*** THE INPUT ***
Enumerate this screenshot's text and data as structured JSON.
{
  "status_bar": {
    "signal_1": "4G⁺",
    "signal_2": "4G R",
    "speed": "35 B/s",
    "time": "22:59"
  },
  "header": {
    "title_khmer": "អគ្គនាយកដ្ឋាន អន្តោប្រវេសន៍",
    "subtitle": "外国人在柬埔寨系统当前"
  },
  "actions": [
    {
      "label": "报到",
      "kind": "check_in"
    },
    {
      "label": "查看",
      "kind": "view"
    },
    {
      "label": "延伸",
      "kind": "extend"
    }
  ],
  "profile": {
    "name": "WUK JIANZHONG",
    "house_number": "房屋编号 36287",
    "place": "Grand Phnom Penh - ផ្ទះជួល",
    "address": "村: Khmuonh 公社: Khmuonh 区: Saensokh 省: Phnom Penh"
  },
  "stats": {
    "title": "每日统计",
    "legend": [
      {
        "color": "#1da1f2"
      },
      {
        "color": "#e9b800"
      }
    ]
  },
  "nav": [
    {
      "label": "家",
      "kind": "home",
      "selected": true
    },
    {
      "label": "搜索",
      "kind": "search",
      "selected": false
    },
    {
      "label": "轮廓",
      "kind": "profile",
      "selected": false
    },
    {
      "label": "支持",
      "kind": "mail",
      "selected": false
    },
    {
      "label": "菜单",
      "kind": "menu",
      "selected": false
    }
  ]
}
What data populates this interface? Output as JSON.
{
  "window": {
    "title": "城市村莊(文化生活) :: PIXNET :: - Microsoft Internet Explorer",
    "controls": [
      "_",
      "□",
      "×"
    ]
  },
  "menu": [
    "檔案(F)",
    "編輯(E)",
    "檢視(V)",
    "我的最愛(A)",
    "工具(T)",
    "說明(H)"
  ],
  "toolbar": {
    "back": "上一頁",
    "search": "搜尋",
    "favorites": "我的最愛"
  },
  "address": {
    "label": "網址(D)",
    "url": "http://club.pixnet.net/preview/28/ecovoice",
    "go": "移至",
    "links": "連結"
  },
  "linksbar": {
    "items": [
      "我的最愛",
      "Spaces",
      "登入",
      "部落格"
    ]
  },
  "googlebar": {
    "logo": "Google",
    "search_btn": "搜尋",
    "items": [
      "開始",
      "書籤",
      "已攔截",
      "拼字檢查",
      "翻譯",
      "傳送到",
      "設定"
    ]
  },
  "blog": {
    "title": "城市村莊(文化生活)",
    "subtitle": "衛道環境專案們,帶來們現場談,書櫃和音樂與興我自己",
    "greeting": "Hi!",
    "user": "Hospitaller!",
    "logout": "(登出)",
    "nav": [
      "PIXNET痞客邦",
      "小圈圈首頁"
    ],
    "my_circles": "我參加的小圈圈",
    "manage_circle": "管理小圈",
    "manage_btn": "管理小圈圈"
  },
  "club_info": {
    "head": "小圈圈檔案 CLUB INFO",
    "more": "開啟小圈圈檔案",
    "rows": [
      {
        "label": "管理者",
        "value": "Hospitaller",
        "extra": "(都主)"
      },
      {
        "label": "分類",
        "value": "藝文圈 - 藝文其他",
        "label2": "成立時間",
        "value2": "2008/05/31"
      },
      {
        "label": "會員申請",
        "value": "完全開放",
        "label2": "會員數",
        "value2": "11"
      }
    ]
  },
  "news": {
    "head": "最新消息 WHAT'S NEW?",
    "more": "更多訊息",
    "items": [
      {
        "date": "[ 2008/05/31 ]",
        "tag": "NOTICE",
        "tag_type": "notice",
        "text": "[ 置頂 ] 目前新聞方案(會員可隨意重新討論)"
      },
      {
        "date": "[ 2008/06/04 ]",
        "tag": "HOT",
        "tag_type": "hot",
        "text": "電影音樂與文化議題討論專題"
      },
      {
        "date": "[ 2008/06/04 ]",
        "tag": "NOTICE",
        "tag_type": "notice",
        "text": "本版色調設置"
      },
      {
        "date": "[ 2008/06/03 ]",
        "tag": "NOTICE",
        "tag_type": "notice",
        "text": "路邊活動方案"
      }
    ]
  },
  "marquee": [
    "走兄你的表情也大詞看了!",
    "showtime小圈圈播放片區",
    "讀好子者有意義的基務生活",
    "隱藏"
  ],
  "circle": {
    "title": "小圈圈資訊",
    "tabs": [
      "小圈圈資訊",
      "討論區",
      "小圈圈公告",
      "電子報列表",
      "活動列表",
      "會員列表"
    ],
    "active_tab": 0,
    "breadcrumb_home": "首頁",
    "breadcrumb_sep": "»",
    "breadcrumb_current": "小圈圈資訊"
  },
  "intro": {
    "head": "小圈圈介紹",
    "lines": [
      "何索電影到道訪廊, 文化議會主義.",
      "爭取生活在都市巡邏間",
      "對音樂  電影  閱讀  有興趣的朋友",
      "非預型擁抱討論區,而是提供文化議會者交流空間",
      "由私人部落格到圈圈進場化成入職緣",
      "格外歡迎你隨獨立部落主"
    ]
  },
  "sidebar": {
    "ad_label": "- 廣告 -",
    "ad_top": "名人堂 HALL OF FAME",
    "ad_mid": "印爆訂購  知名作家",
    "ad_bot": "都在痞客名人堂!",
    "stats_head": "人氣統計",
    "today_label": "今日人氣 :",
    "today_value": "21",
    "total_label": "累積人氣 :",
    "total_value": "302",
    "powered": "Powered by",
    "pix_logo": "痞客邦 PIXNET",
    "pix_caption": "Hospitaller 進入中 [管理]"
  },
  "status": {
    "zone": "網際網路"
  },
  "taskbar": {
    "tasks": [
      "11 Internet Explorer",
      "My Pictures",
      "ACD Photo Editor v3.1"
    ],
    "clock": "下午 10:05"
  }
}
***
Copy the records above exactly.

Enumerate this screenshot's text and data as structured JSON.
{
  "status_bar": {
    "signal_1": "4G⁺",
    "signal_2": "4G R",
    "speed": "35 B/s",
    "time": "22:59"
  },
  "header": {
    "title_khmer": "អគ្គនាយកដ្ឋាន អន្តោប្រវេសន៍",
    "subtitle": "外国人在柬埔寨系统当前"
  },
  "actions": [
    {
      "label": "报到",
      "kind": "check_in"
    },
    {
      "label": "查看",
      "kind": "view"
    },
    {
      "label": "延伸",
      "kind": "extend"
    }
  ],
  "profile": {
    "name": "WUK JIANZHONG",
    "house_number": "房屋编号 36287",
    "place": "Grand Phnom Penh - ផ្ទះជួល",
    "address": "村: Khmuonh 公社: Khmuonh 区: Saensokh 省: Phnom Penh"
  },
  "stats": {
    "title": "每日统计",
    "legend": [
      {
        "color": "#1da1f2"
      },
      {
        "color": "#e9b800"
      }
    ]
  },
  "nav": [
    {
      "label": "家",
      "kind": "home",
      "selected": true
    },
    {
      "label": "搜索",
      "kind": "search",
      "selected": false
    },
    {
      "label": "轮廓",
      "kind": "profile",
      "selected": false
    },
    {
      "label": "支持",
      "kind": "mail",
      "selected": false
    },
    {
      "label": "菜单",
      "kind": "menu",
      "selected": false
    }
  ]
}
What data populates this interface? Output as JSON.
{
  "window": {
    "title": "城市村莊(文化生活) :: PIXNET :: - Microsoft Internet Explorer",
    "controls": [
      "_",
      "□",
      "×"
    ]
  },
  "menu": [
    "檔案(F)",
    "編輯(E)",
    "檢視(V)",
    "我的最愛(A)",
    "工具(T)",
    "說明(H)"
  ],
  "toolbar": {
    "back": "上一頁",
    "search": "搜尋",
    "favorites": "我的最愛"
  },
  "address": {
    "label": "網址(D)",
    "url": "http://club.pixnet.net/preview/28/ecovoice",
    "go": "移至",
    "links": "連結"
  },
  "linksbar": {
    "items": [
      "我的最愛",
      "Spaces",
      "登入",
      "部落格"
    ]
  },
  "googlebar": {
    "logo": "Google",
    "search_btn": "搜尋",
    "items": [
      "開始",
      "書籤",
      "已攔截",
      "拼字檢查",
      "翻譯",
      "傳送到",
      "設定"
    ]
  },
  "blog": {
    "title": "城市村莊(文化生活)",
    "subtitle": "衛道環境專案們,帶來們現場談,書櫃和音樂與興我自己",
    "greeting": "Hi!",
    "user": "Hospitaller!",
    "logout": "(登出)",
    "nav": [
      "PIXNET痞客邦",
      "小圈圈首頁"
    ],
    "my_circles": "我參加的小圈圈",
    "manage_circle": "管理小圈",
    "manage_btn": "管理小圈圈"
  },
  "club_info": {
    "head": "小圈圈檔案 CLUB INFO",
    "more": "開啟小圈圈檔案",
    "rows": [
      {
        "label": "管理者",
        "value": "Hospitaller",
        "extra": "(都主)"
      },
      {
        "label": "分類",
        "value": "藝文圈 - 藝文其他",
        "label2": "成立時間",
        "value2": "2008/05/31"
      },
      {
        "label": "會員申請",
        "value": "完全開放",
        "label2": "會員數",
        "value2": "11"
      }
    ]
  },
  "news": {
    "head": "最新消息 WHAT'S NEW?",
    "more": "更多訊息",
    "items": [
      {
        "date": "[ 2008/05/31 ]",
        "tag": "NOTICE",
        "tag_type": "notice",
        "text": "[ 置頂 ] 目前新聞方案(會員可隨意重新討論)"
      },
      {
        "date": "[ 2008/06/04 ]",
        "tag": "HOT",
        "tag_type": "hot",
        "text": "電影音樂與文化議題討論專題"
      },
      {
        "date": "[ 2008/06/04 ]",
        "tag": "NOTICE",
        "tag_type": "notice",
        "text": "本版色調設置"
      },
      {
        "date": "[ 2008/06/03 ]",
        "tag": "NOTICE",
        "tag_type": "notice",
        "text": "路邊活動方案"
      }
    ]
  },
  "marquee": [
    "走兄你的表情也大詞看了!",
    "showtime小圈圈播放片區",
    "讀好子者有意義的基務生活",
    "隱藏"
  ],
  "circle": {
    "title": "小圈圈資訊",
    "tabs": [
      "小圈圈資訊",
      "討論區",
      "小圈圈公告",
      "電子報列表",
      "活動列表",
      "會員列表"
    ],
    "active_tab": 0,
    "breadcrumb_home": "首頁",
    "breadcrumb_sep": "»",
    "breadcrumb_current": "小圈圈資訊"
  },
  "intro": {
    "head": "小圈圈介紹",
    "lines": [
      "何索電影到道訪廊, 文化議會主義.",
      "爭取生活在都市巡邏間",
      "對音樂  電影  閱讀  有興趣的朋友",
      "非預型擁抱討論區,而是提供文化議會者交流空間",
      "由私人部落格到圈圈進場化成入職緣",
      "格外歡迎你隨獨立部落主"
    ]
  },
  "sidebar": {
    "ad_label": "- 廣告 -",
    "ad_top": "名人堂 HALL OF FAME",
    "ad_mid": "印爆訂購  知名作家",
    "ad_bot": "都在痞客名人堂!",
    "stats_head": "人氣統計",
    "today_label": "今日人氣 :",
    "today_value": "21",
    "total_label": "累積人氣 :",
    "total_value": "302",
    "powered": "Powered by",
    "pix_logo": "痞客邦 PIXNET",
    "pix_caption": "Hospitaller 進入中 [管理]"
  },
  "status": {
    "zone": "網際網路"
  },
  "taskbar": {
    "tasks": [
      "11 Internet Explorer",
      "My Pictures",
      "ACD Photo Editor v3.1"
    ],
    "clock": "下午 10:05"
  }
}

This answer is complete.